**Work to complete**
State how many lines in the entries below contain "title". Write nothing but the number.

Dataset rows:
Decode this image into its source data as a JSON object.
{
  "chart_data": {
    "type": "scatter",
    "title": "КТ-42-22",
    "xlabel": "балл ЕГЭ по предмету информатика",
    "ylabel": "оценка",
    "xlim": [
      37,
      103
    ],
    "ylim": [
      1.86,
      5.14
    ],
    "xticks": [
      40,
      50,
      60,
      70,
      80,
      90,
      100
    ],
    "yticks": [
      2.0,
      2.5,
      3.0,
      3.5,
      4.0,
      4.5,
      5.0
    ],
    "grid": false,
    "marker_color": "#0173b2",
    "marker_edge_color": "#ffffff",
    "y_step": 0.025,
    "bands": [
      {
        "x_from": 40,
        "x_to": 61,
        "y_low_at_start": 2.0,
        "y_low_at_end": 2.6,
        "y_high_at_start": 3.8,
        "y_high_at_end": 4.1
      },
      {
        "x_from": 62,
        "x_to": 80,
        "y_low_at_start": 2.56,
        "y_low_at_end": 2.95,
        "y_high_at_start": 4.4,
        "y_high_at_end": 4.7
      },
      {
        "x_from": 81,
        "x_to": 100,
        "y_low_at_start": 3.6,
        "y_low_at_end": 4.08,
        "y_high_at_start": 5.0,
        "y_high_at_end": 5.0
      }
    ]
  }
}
==
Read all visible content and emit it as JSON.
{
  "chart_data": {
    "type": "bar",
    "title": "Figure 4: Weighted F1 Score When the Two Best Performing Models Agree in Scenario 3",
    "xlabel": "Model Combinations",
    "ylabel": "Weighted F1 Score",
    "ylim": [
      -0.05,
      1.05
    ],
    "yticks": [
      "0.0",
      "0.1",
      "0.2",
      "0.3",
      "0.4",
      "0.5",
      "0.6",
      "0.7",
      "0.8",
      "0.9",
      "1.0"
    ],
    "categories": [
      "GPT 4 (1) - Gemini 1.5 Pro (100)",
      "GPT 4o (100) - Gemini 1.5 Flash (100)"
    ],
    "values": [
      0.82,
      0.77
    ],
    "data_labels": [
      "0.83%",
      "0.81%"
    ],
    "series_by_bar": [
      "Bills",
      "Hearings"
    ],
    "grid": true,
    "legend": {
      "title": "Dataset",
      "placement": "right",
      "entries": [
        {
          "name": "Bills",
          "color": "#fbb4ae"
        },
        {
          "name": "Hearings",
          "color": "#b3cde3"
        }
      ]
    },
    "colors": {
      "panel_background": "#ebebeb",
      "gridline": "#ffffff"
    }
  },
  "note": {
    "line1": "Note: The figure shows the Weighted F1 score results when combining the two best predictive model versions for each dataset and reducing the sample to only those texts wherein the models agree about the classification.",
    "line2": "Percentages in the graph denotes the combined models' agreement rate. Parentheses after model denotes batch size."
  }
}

**Solution**
3